-- Start Exercise material --
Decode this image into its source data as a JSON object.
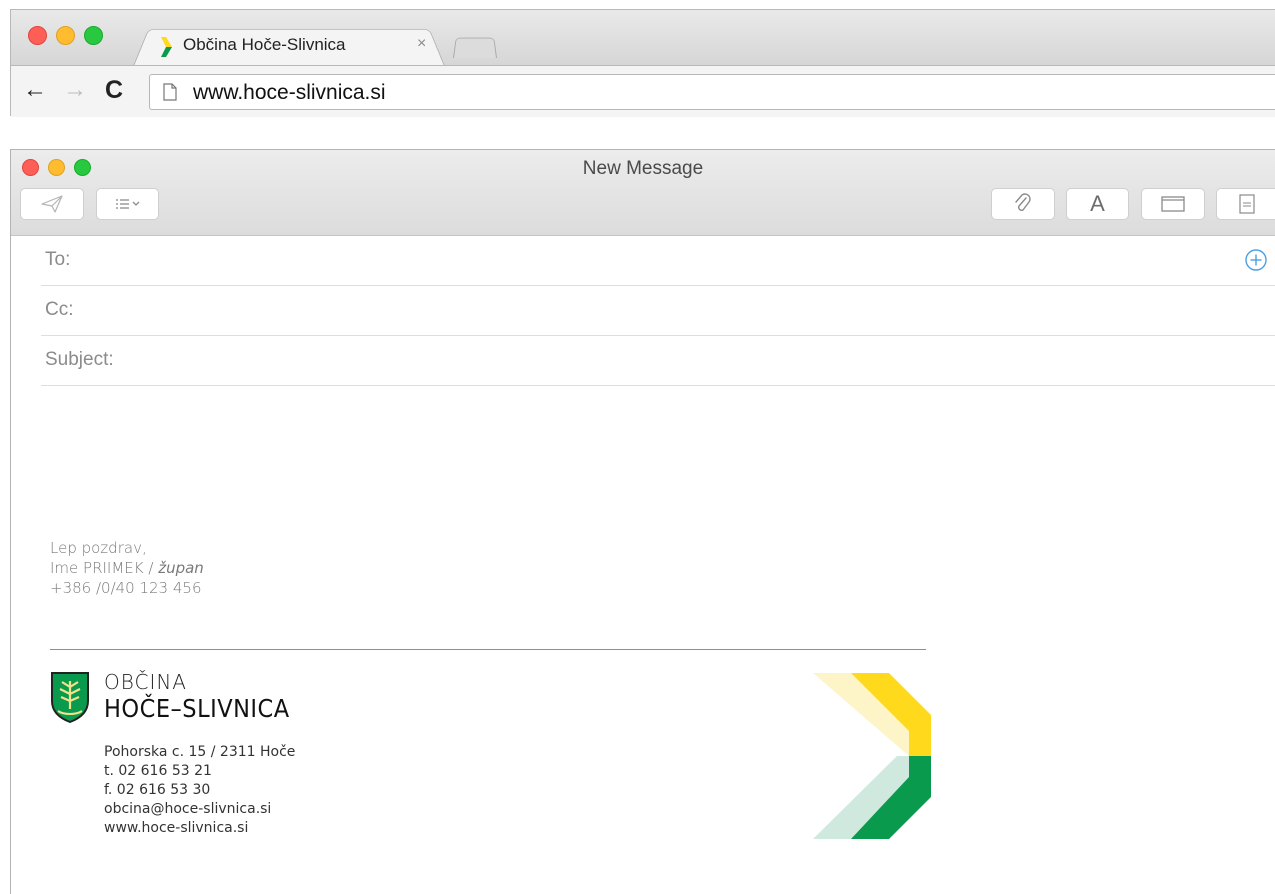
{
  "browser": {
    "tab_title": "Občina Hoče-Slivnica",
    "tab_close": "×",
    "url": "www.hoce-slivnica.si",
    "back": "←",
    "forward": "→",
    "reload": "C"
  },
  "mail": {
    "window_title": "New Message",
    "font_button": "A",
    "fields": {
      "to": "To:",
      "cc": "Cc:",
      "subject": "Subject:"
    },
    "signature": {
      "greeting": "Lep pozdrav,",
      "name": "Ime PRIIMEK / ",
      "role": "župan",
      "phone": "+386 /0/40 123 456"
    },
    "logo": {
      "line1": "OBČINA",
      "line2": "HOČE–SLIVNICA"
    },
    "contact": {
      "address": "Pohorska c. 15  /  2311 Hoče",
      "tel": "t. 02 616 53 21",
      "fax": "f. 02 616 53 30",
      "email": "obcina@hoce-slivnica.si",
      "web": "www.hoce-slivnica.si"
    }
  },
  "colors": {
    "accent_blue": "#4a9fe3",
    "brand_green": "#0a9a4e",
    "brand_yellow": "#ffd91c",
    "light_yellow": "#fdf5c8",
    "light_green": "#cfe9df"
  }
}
-- End Exercise material --
-- Start Exercise material --
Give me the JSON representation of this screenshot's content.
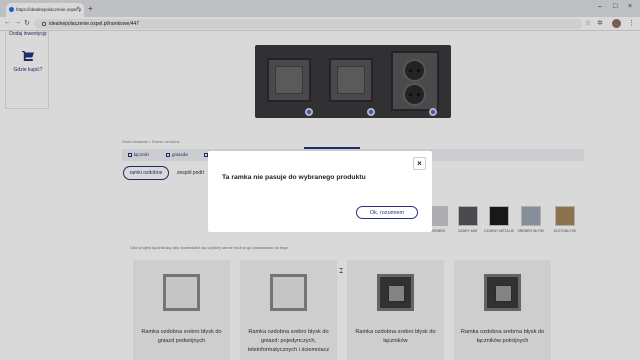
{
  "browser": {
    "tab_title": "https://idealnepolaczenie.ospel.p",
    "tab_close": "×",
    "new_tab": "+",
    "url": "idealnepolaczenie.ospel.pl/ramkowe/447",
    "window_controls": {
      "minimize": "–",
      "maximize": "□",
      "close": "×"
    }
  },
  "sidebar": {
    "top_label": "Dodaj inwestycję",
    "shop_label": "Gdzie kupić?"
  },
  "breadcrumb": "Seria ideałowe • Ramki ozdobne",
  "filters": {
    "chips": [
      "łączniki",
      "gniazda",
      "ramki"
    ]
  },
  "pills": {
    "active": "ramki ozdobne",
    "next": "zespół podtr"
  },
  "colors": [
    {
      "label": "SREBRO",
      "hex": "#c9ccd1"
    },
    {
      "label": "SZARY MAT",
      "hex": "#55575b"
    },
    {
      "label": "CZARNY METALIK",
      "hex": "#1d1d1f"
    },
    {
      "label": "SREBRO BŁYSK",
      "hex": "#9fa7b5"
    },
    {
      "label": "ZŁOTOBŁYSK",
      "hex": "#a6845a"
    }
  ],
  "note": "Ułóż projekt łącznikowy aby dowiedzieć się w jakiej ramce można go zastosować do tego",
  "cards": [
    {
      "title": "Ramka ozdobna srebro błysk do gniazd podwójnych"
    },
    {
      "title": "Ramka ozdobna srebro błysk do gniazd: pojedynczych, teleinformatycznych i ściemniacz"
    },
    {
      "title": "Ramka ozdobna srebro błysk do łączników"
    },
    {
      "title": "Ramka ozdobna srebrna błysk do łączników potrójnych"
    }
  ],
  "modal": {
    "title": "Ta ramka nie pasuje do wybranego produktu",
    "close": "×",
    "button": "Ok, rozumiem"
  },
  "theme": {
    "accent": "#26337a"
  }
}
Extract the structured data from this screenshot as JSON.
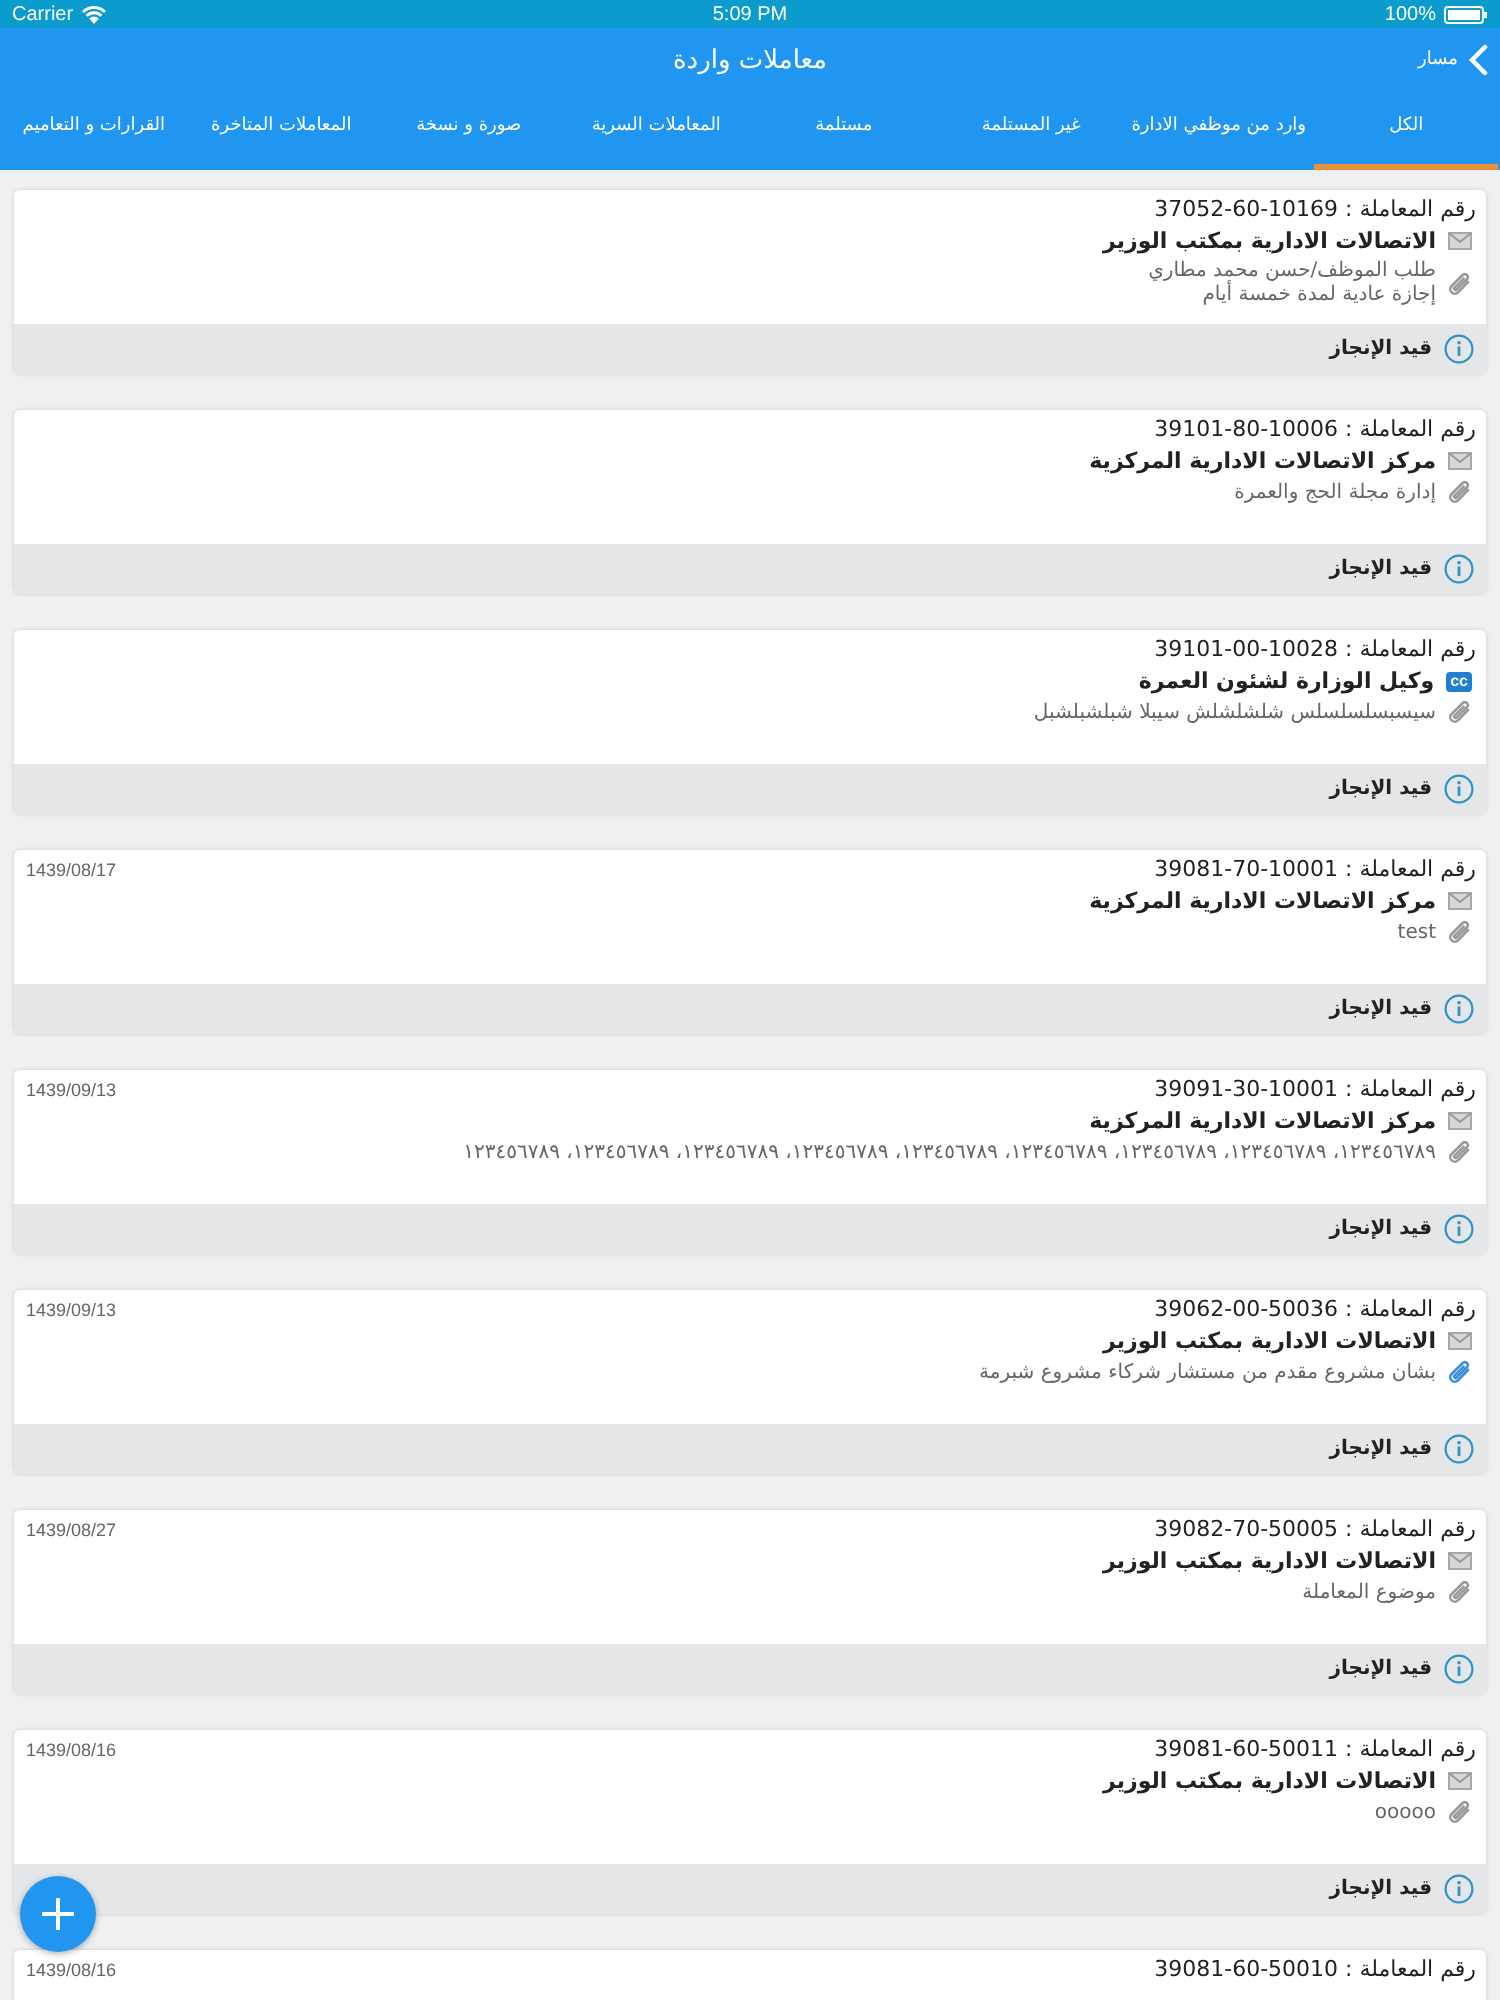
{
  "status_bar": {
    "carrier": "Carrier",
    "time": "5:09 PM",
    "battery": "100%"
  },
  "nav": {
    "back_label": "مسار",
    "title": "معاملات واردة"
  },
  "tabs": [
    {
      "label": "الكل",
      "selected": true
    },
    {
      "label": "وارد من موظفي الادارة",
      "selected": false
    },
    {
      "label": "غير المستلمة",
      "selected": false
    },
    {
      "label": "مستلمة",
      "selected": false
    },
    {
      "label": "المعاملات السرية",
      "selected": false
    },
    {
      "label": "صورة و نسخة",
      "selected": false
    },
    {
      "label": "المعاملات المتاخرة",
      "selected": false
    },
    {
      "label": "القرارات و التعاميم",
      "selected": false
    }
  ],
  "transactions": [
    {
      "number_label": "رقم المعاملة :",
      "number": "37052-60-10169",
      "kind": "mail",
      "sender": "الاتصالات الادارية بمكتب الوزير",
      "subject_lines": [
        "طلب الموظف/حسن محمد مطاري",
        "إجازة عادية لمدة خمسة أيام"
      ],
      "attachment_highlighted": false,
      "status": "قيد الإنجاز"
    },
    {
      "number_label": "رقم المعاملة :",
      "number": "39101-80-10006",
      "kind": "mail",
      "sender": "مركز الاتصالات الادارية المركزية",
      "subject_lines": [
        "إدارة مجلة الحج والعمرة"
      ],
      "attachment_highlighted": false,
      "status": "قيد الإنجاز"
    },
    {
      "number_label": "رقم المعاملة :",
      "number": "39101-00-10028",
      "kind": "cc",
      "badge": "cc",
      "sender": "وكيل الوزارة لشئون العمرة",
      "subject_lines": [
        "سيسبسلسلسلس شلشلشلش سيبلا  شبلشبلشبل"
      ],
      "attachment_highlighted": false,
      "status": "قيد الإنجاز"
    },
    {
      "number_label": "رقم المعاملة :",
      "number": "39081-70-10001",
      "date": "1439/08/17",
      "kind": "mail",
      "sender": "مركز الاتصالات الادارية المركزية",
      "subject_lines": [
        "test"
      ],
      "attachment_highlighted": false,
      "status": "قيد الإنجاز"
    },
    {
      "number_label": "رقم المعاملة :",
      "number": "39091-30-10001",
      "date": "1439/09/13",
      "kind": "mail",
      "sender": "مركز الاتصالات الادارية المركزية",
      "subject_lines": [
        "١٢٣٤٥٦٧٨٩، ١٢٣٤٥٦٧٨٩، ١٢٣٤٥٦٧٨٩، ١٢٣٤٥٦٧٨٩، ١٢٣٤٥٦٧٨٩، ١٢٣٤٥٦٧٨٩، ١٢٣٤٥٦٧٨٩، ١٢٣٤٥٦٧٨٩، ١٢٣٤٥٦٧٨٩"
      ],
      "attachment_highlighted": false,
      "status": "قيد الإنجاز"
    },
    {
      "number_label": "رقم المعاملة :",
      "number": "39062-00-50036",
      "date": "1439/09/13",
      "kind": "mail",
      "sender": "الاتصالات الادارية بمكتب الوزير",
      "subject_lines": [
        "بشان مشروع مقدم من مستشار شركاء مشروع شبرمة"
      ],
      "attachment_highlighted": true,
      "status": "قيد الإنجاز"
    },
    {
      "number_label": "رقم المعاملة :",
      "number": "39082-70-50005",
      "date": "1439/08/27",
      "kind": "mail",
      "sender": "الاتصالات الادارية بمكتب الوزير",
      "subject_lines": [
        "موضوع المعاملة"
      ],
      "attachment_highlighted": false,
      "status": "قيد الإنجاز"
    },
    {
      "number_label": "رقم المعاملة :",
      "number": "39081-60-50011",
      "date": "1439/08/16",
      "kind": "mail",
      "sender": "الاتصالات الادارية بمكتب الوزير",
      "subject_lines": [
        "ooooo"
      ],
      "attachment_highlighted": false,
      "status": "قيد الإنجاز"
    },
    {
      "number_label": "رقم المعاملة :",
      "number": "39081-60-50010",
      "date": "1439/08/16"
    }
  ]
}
-- End Exercise material --
Instructions to follow.
Pull every line containing the word "this" out of the material.

Written response.
Decode this image into its source data as a JSON object.
Give me the JSON representation of this screenshot's content.
Extract the structured data from this screenshot as JSON.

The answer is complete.